Below are some records: retype them all exactly, but not the pictures.

### INPUT FOR THIS TASK
= = =
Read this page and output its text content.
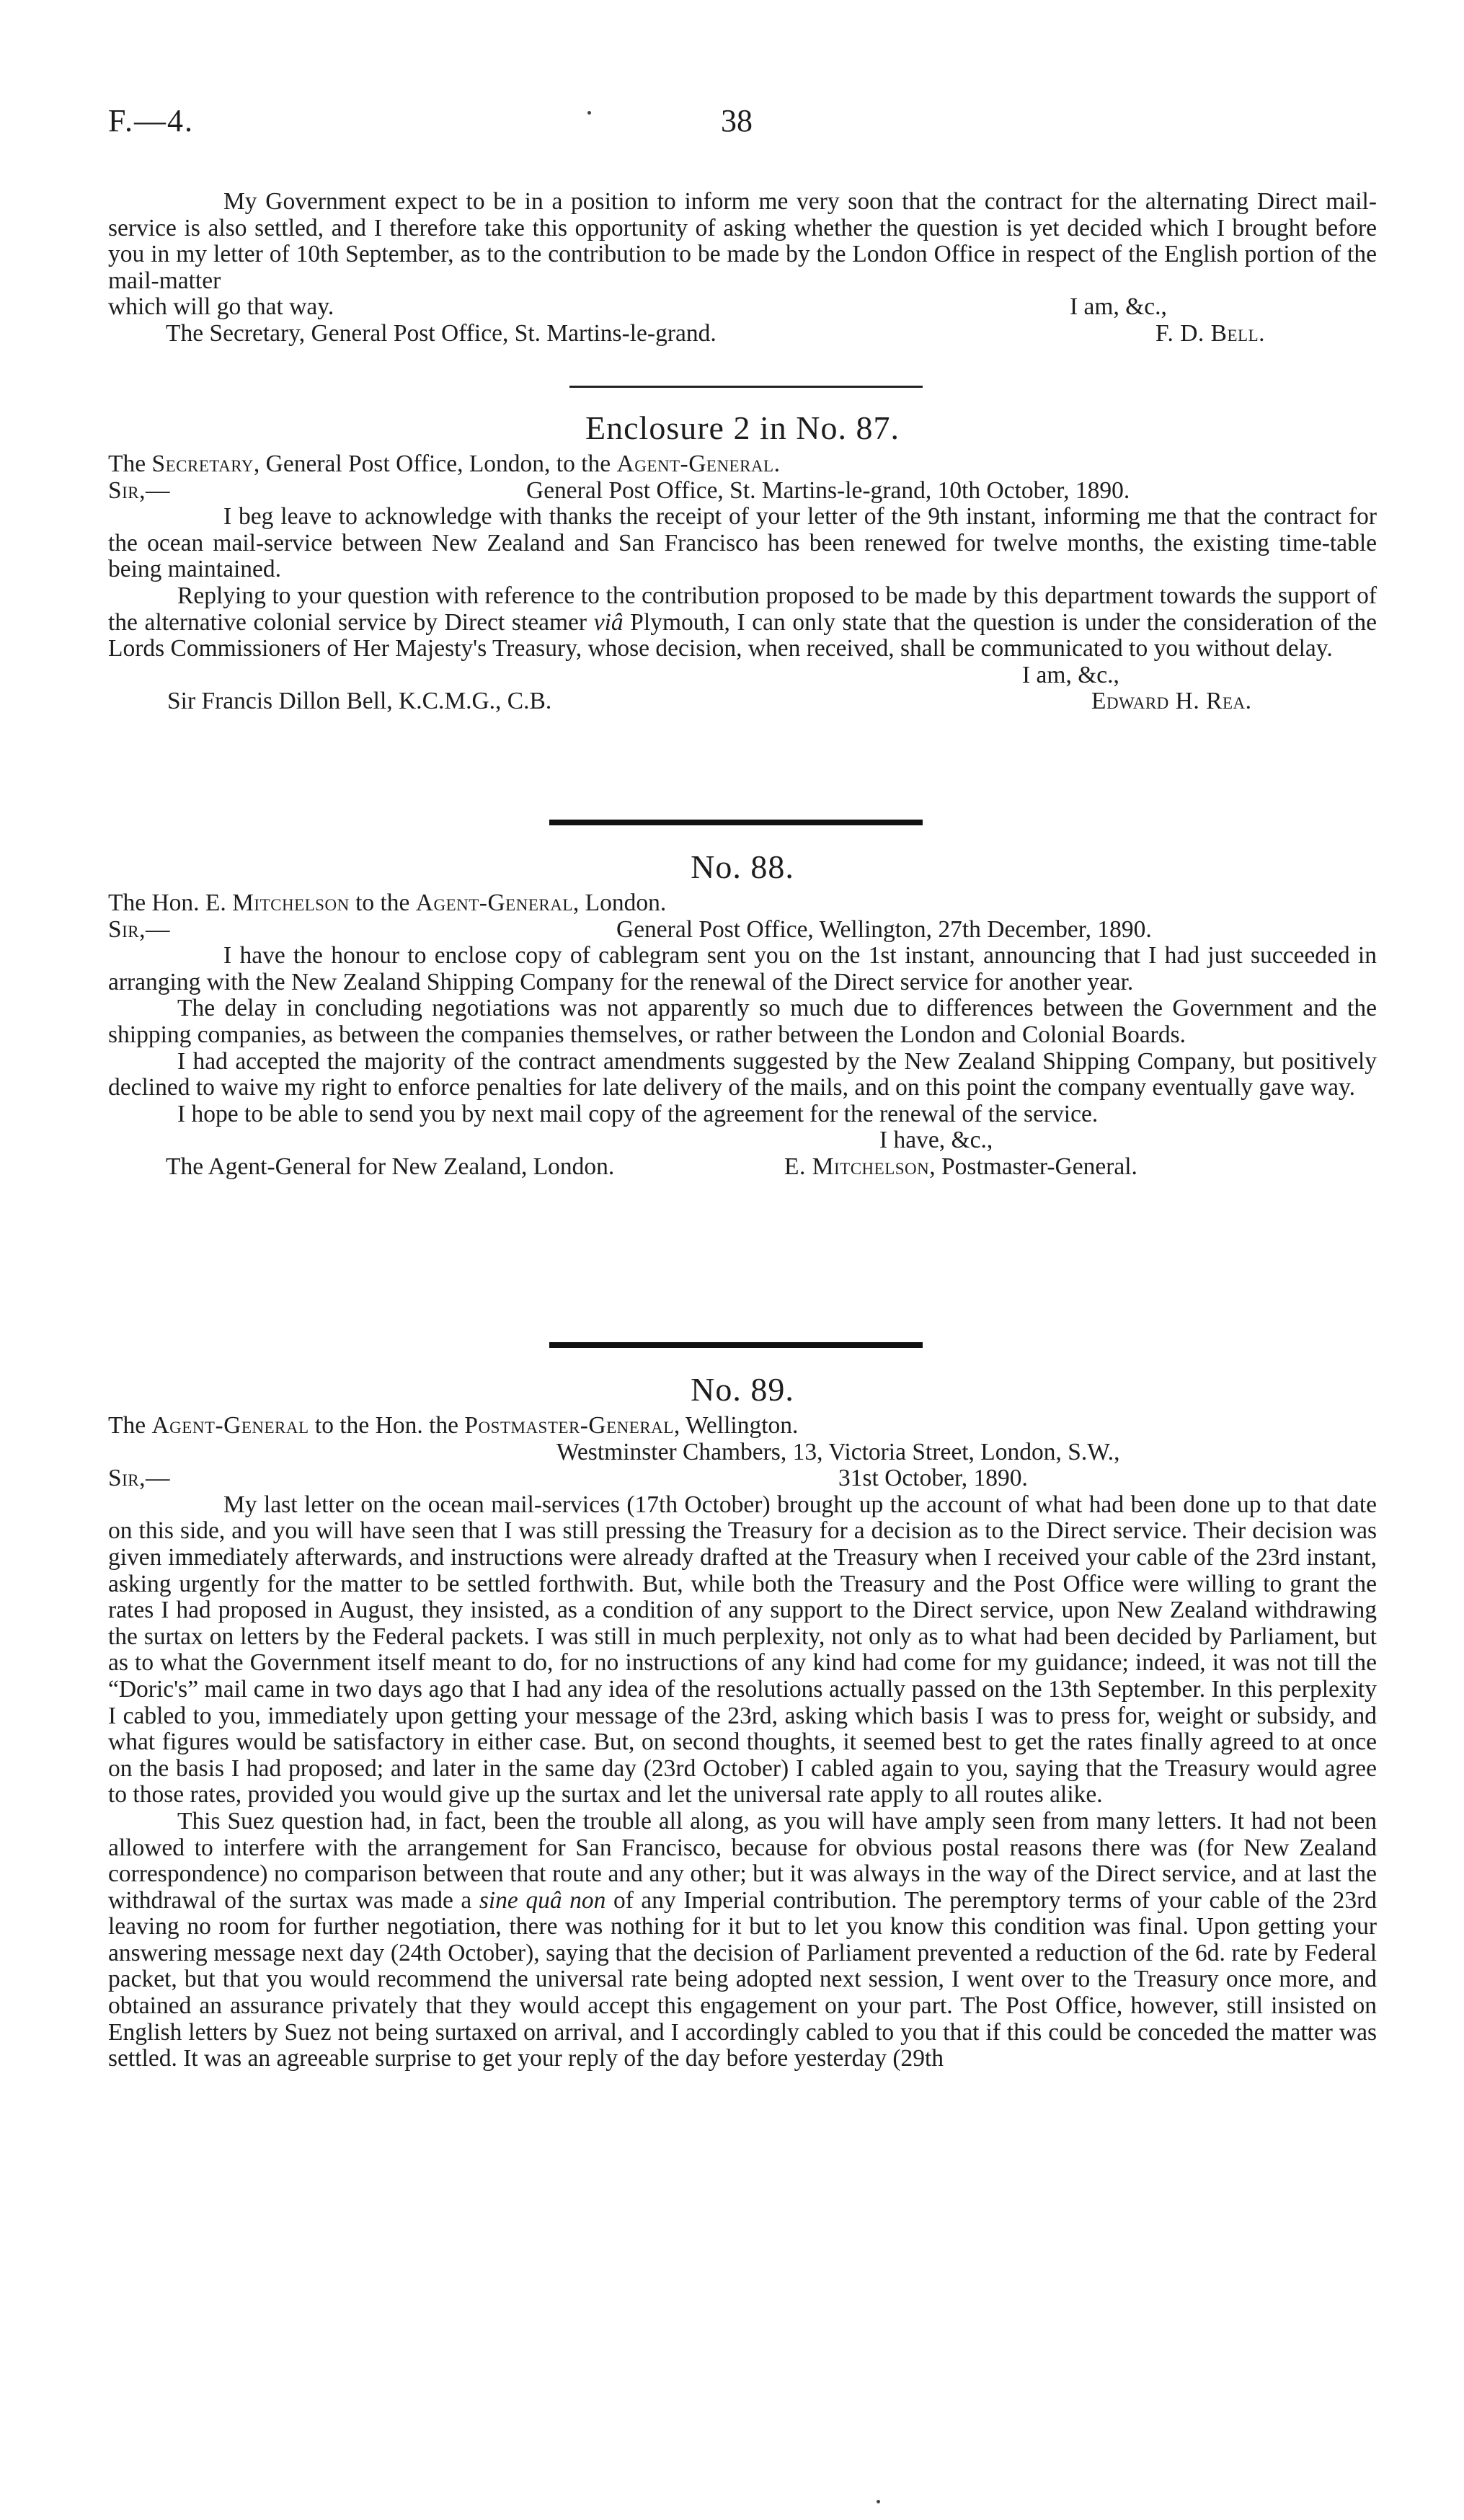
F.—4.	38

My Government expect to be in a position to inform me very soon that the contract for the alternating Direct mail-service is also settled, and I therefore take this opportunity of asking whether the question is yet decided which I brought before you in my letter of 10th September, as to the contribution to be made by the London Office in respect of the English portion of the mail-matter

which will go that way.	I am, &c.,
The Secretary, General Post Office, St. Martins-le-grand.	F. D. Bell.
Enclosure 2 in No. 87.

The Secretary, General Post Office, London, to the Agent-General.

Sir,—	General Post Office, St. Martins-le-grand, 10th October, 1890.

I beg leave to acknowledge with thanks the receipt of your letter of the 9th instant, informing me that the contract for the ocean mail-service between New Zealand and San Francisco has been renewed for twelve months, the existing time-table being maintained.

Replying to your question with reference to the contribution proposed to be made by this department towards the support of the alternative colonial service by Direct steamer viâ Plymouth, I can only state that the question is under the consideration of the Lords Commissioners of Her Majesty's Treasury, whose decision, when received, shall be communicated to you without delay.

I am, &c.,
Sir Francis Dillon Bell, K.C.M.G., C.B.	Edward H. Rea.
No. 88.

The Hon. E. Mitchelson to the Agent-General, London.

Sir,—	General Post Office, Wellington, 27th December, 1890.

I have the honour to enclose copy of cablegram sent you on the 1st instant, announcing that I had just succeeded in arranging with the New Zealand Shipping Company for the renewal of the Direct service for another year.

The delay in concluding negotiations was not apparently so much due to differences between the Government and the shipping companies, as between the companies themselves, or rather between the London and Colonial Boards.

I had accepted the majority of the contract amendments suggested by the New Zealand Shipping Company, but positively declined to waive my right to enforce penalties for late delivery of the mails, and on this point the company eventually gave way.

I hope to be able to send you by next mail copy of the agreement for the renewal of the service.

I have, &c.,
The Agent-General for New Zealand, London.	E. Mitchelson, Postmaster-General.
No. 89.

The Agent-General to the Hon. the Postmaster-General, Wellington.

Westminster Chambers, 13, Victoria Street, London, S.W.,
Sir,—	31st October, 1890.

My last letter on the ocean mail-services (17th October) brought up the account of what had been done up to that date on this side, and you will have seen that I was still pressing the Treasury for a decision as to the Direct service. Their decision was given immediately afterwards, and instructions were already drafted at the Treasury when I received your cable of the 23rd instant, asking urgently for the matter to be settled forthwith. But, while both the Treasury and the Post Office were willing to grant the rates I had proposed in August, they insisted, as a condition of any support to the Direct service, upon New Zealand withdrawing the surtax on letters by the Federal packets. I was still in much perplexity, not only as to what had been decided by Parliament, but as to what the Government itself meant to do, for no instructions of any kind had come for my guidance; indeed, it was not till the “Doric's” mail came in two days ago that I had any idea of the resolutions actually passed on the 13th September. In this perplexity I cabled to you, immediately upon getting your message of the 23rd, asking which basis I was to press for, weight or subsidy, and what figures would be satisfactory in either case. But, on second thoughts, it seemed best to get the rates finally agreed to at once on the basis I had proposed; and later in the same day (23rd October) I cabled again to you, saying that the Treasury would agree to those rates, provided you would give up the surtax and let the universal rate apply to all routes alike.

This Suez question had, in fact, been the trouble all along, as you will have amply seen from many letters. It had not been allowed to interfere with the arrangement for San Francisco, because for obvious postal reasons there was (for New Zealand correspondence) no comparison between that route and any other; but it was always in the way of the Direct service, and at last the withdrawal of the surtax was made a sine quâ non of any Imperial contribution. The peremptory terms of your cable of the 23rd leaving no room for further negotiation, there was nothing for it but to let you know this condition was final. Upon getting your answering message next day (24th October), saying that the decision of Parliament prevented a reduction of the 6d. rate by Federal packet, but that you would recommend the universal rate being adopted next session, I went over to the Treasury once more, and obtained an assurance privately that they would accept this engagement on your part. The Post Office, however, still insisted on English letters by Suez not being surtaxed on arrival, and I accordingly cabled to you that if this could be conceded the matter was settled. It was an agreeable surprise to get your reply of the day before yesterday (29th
= = =
### RESULT OF THIS EXERCISE
Read this page and output its text content.
F.—4.	38

My Government expect to be in a position to inform me very soon that the contract for the alternating Direct mail-service is also settled, and I therefore take this opportunity of asking whether the question is yet decided which I brought before you in my letter of 10th September, as to the contribution to be made by the London Office in respect of the English portion of the mail-matter

which will go that way.	I am, &c.,
The Secretary, General Post Office, St. Martins-le-grand.	F. D. Bell.
Enclosure 2 in No. 87.

The Secretary, General Post Office, London, to the Agent-General.

Sir,—	General Post Office, St. Martins-le-grand, 10th October, 1890.

I beg leave to acknowledge with thanks the receipt of your letter of the 9th instant, informing me that the contract for the ocean mail-service between New Zealand and San Francisco has been renewed for twelve months, the existing time-table being maintained.

Replying to your question with reference to the contribution proposed to be made by this department towards the support of the alternative colonial service by Direct steamer viâ Plymouth, I can only state that the question is under the consideration of the Lords Commissioners of Her Majesty's Treasury, whose decision, when received, shall be communicated to you without delay.

I am, &c.,
Sir Francis Dillon Bell, K.C.M.G., C.B.	Edward H. Rea.
No. 88.

The Hon. E. Mitchelson to the Agent-General, London.

Sir,—	General Post Office, Wellington, 27th December, 1890.

I have the honour to enclose copy of cablegram sent you on the 1st instant, announcing that I had just succeeded in arranging with the New Zealand Shipping Company for the renewal of the Direct service for another year.

The delay in concluding negotiations was not apparently so much due to differences between the Government and the shipping companies, as between the companies themselves, or rather between the London and Colonial Boards.

I had accepted the majority of the contract amendments suggested by the New Zealand Shipping Company, but positively declined to waive my right to enforce penalties for late delivery of the mails, and on this point the company eventually gave way.

I hope to be able to send you by next mail copy of the agreement for the renewal of the service.

I have, &c.,
The Agent-General for New Zealand, London.	E. Mitchelson, Postmaster-General.
No. 89.

The Agent-General to the Hon. the Postmaster-General, Wellington.

Westminster Chambers, 13, Victoria Street, London, S.W.,
Sir,—	31st October, 1890.

My last letter on the ocean mail-services (17th October) brought up the account of what had been done up to that date on this side, and you will have seen that I was still pressing the Treasury for a decision as to the Direct service. Their decision was given immediately afterwards, and instructions were already drafted at the Treasury when I received your cable of the 23rd instant, asking urgently for the matter to be settled forthwith. But, while both the Treasury and the Post Office were willing to grant the rates I had proposed in August, they insisted, as a condition of any support to the Direct service, upon New Zealand withdrawing the surtax on letters by the Federal packets. I was still in much perplexity, not only as to what had been decided by Parliament, but as to what the Government itself meant to do, for no instructions of any kind had come for my guidance; indeed, it was not till the “Doric's” mail came in two days ago that I had any idea of the resolutions actually passed on the 13th September. In this perplexity I cabled to you, immediately upon getting your message of the 23rd, asking which basis I was to press for, weight or subsidy, and what figures would be satisfactory in either case. But, on second thoughts, it seemed best to get the rates finally agreed to at once on the basis I had proposed; and later in the same day (23rd October) I cabled again to you, saying that the Treasury would agree to those rates, provided you would give up the surtax and let the universal rate apply to all routes alike.

This Suez question had, in fact, been the trouble all along, as you will have amply seen from many letters. It had not been allowed to interfere with the arrangement for San Francisco, because for obvious postal reasons there was (for New Zealand correspondence) no comparison between that route and any other; but it was always in the way of the Direct service, and at last the withdrawal of the surtax was made a sine quâ non of any Imperial contribution. The peremptory terms of your cable of the 23rd leaving no room for further negotiation, there was nothing for it but to let you know this condition was final. Upon getting your answering message next day (24th October), saying that the decision of Parliament prevented a reduction of the 6d. rate by Federal packet, but that you would recommend the universal rate being adopted next session, I went over to the Treasury once more, and obtained an assurance privately that they would accept this engagement on your part. The Post Office, however, still insisted on English letters by Suez not being surtaxed on arrival, and I accordingly cabled to you that if this could be conceded the matter was settled. It was an agreeable surprise to get your reply of the day before yesterday (29th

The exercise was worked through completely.